* _The task_
Write out the entries again exactly as they are given.

*** Information given ***

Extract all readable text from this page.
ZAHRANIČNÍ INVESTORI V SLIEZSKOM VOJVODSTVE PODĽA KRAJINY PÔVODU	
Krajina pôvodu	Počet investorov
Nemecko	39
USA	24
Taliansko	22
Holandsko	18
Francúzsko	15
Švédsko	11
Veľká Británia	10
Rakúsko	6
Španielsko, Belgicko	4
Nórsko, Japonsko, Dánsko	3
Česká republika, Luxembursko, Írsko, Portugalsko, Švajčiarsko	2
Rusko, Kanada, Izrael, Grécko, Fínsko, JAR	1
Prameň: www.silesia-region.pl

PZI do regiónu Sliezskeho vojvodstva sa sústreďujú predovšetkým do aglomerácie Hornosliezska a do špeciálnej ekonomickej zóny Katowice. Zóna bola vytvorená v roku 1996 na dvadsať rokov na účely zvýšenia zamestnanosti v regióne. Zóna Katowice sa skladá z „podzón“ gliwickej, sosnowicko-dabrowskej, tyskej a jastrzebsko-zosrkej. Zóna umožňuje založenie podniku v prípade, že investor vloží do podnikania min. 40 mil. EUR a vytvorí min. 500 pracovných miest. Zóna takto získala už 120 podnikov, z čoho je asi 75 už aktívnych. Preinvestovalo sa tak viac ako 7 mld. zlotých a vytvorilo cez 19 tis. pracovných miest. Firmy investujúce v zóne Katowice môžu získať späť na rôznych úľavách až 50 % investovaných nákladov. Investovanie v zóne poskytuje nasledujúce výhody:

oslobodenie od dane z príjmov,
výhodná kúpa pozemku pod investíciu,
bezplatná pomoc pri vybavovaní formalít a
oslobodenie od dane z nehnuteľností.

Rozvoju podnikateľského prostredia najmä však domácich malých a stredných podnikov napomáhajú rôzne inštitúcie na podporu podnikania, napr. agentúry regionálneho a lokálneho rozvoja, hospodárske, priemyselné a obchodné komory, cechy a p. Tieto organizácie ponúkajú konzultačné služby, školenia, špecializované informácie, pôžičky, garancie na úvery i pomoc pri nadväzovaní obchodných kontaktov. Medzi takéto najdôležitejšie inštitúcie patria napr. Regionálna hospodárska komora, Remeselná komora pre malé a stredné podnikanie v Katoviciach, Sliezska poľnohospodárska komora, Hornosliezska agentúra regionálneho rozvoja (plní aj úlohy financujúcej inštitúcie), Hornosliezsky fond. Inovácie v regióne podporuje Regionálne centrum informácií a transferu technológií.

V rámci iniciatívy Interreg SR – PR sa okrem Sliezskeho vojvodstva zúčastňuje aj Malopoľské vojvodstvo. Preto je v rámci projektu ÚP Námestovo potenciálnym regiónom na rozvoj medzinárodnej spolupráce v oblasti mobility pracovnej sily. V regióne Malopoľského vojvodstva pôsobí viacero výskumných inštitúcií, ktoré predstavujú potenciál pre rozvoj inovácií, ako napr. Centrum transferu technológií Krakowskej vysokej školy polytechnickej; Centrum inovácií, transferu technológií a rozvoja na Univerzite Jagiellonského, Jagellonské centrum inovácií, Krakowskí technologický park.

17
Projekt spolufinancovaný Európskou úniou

***

* _The answer_
Extract all readable text from this page.
ZAHRANIČNÍ INVESTORI V SLIEZSKOM VOJVODSTVE PODĽA KRAJINY PÔVODU	
Krajina pôvodu	Počet investorov
Nemecko	39
USA	24
Taliansko	22
Holandsko	18
Francúzsko	15
Švédsko	11
Veľká Británia	10
Rakúsko	6
Španielsko, Belgicko	4
Nórsko, Japonsko, Dánsko	3
Česká republika, Luxembursko, Írsko, Portugalsko, Švajčiarsko	2
Rusko, Kanada, Izrael, Grécko, Fínsko, JAR	1
Prameň: www.silesia-region.pl

PZI do regiónu Sliezskeho vojvodstva sa sústreďujú predovšetkým do aglomerácie Hornosliezska a do špeciálnej ekonomickej zóny Katowice. Zóna bola vytvorená v roku 1996 na dvadsať rokov na účely zvýšenia zamestnanosti v regióne. Zóna Katowice sa skladá z „podzón“ gliwickej, sosnowicko-dabrowskej, tyskej a jastrzebsko-zosrkej. Zóna umožňuje založenie podniku v prípade, že investor vloží do podnikania min. 40 mil. EUR a vytvorí min. 500 pracovných miest. Zóna takto získala už 120 podnikov, z čoho je asi 75 už aktívnych. Preinvestovalo sa tak viac ako 7 mld. zlotých a vytvorilo cez 19 tis. pracovných miest. Firmy investujúce v zóne Katowice môžu získať späť na rôznych úľavách až 50 % investovaných nákladov. Investovanie v zóne poskytuje nasledujúce výhody:

oslobodenie od dane z príjmov,
výhodná kúpa pozemku pod investíciu,
bezplatná pomoc pri vybavovaní formalít a
oslobodenie od dane z nehnuteľností.

Rozvoju podnikateľského prostredia najmä však domácich malých a stredných podnikov napomáhajú rôzne inštitúcie na podporu podnikania, napr. agentúry regionálneho a lokálneho rozvoja, hospodárske, priemyselné a obchodné komory, cechy a p. Tieto organizácie ponúkajú konzultačné služby, školenia, špecializované informácie, pôžičky, garancie na úvery i pomoc pri nadväzovaní obchodných kontaktov. Medzi takéto najdôležitejšie inštitúcie patria napr. Regionálna hospodárska komora, Remeselná komora pre malé a stredné podnikanie v Katoviciach, Sliezska poľnohospodárska komora, Hornosliezska agentúra regionálneho rozvoja (plní aj úlohy financujúcej inštitúcie), Hornosliezsky fond. Inovácie v regióne podporuje Regionálne centrum informácií a transferu technológií.

V rámci iniciatívy Interreg SR – PR sa okrem Sliezskeho vojvodstva zúčastňuje aj Malopoľské vojvodstvo. Preto je v rámci projektu ÚP Námestovo potenciálnym regiónom na rozvoj medzinárodnej spolupráce v oblasti mobility pracovnej sily. V regióne Malopoľského vojvodstva pôsobí viacero výskumných inštitúcií, ktoré predstavujú potenciál pre rozvoj inovácií, ako napr. Centrum transferu technológií Krakowskej vysokej školy polytechnickej; Centrum inovácií, transferu technológií a rozvoja na Univerzite Jagiellonského, Jagellonské centrum inovácií, Krakowskí technologický park.

17
Projekt spolufinancovaný Európskou úniou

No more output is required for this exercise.